STATED TASK ▸
Reproduce the listing below verbatim.

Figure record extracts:

+---+

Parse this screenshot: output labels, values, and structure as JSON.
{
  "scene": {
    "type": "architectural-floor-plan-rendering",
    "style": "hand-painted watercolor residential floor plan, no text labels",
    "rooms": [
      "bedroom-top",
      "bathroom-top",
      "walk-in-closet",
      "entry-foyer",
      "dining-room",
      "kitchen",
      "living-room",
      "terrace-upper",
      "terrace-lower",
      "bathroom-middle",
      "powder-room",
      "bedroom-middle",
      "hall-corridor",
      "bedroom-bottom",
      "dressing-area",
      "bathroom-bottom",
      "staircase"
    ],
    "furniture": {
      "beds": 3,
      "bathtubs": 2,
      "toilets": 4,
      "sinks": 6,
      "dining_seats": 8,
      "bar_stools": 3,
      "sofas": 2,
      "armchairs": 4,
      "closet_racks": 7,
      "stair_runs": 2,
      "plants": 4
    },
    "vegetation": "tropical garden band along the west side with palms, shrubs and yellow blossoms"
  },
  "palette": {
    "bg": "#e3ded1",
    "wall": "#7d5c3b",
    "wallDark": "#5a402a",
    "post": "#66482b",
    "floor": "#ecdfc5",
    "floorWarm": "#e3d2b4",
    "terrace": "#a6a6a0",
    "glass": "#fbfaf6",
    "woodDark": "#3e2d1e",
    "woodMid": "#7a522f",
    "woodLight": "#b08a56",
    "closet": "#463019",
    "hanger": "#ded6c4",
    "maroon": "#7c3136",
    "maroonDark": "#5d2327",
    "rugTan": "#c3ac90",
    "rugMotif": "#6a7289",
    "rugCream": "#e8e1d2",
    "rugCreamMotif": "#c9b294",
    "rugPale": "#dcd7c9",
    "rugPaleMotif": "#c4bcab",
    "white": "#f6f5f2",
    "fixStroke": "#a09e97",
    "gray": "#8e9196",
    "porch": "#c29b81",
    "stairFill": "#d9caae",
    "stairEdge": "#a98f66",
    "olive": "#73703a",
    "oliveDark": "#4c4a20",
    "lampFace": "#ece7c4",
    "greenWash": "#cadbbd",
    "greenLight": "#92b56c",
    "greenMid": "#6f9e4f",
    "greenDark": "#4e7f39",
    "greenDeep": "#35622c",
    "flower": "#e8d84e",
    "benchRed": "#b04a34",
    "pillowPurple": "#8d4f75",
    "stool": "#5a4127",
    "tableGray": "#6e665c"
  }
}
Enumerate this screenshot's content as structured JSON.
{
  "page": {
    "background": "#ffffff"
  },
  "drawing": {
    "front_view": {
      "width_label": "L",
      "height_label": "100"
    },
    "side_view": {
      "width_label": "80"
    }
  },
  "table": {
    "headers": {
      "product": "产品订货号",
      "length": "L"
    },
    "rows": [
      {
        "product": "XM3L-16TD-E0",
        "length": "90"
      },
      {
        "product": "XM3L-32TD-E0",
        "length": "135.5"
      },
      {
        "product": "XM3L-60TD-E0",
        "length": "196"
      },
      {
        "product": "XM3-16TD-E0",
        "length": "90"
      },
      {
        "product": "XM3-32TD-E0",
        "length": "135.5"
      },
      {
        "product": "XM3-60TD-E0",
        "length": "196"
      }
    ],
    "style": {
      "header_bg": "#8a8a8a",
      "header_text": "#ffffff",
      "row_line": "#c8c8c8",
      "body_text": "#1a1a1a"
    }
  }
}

+---+

RIGHT ANSWER ▸
Parse this screenshot: output labels, values, and structure as JSON.
{
  "scene": {
    "type": "architectural-floor-plan-rendering",
    "style": "hand-painted watercolor residential floor plan, no text labels",
    "rooms": [
      "bedroom-top",
      "bathroom-top",
      "walk-in-closet",
      "entry-foyer",
      "dining-room",
      "kitchen",
      "living-room",
      "terrace-upper",
      "terrace-lower",
      "bathroom-middle",
      "powder-room",
      "bedroom-middle",
      "hall-corridor",
      "bedroom-bottom",
      "dressing-area",
      "bathroom-bottom",
      "staircase"
    ],
    "furniture": {
      "beds": 3,
      "bathtubs": 2,
      "toilets": 4,
      "sinks": 6,
      "dining_seats": 8,
      "bar_stools": 3,
      "sofas": 2,
      "armchairs": 4,
      "closet_racks": 7,
      "stair_runs": 2,
      "plants": 4
    },
    "vegetation": "tropical garden band along the west side with palms, shrubs and yellow blossoms"
  },
  "palette": {
    "bg": "#e3ded1",
    "wall": "#7d5c3b",
    "wallDark": "#5a402a",
    "post": "#66482b",
    "floor": "#ecdfc5",
    "floorWarm": "#e3d2b4",
    "terrace": "#a6a6a0",
    "glass": "#fbfaf6",
    "woodDark": "#3e2d1e",
    "woodMid": "#7a522f",
    "woodLight": "#b08a56",
    "closet": "#463019",
    "hanger": "#ded6c4",
    "maroon": "#7c3136",
    "maroonDark": "#5d2327",
    "rugTan": "#c3ac90",
    "rugMotif": "#6a7289",
    "rugCream": "#e8e1d2",
    "rugCreamMotif": "#c9b294",
    "rugPale": "#dcd7c9",
    "rugPaleMotif": "#c4bcab",
    "white": "#f6f5f2",
    "fixStroke": "#a09e97",
    "gray": "#8e9196",
    "porch": "#c29b81",
    "stairFill": "#d9caae",
    "stairEdge": "#a98f66",
    "olive": "#73703a",
    "oliveDark": "#4c4a20",
    "lampFace": "#ece7c4",
    "greenWash": "#cadbbd",
    "greenLight": "#92b56c",
    "greenMid": "#6f9e4f",
    "greenDark": "#4e7f39",
    "greenDeep": "#35622c",
    "flower": "#e8d84e",
    "benchRed": "#b04a34",
    "pillowPurple": "#8d4f75",
    "stool": "#5a4127",
    "tableGray": "#6e665c"
  }
}
Enumerate this screenshot's content as structured JSON.
{
  "page": {
    "background": "#ffffff"
  },
  "drawing": {
    "front_view": {
      "width_label": "L",
      "height_label": "100"
    },
    "side_view": {
      "width_label": "80"
    }
  },
  "table": {
    "headers": {
      "product": "产品订货号",
      "length": "L"
    },
    "rows": [
      {
        "product": "XM3L-16TD-E0",
        "length": "90"
      },
      {
        "product": "XM3L-32TD-E0",
        "length": "135.5"
      },
      {
        "product": "XM3L-60TD-E0",
        "length": "196"
      },
      {
        "product": "XM3-16TD-E0",
        "length": "90"
      },
      {
        "product": "XM3-32TD-E0",
        "length": "135.5"
      },
      {
        "product": "XM3-60TD-E0",
        "length": "196"
      }
    ],
    "style": {
      "header_bg": "#8a8a8a",
      "header_text": "#ffffff",
      "row_line": "#c8c8c8",
      "body_text": "#1a1a1a"
    }
  }
}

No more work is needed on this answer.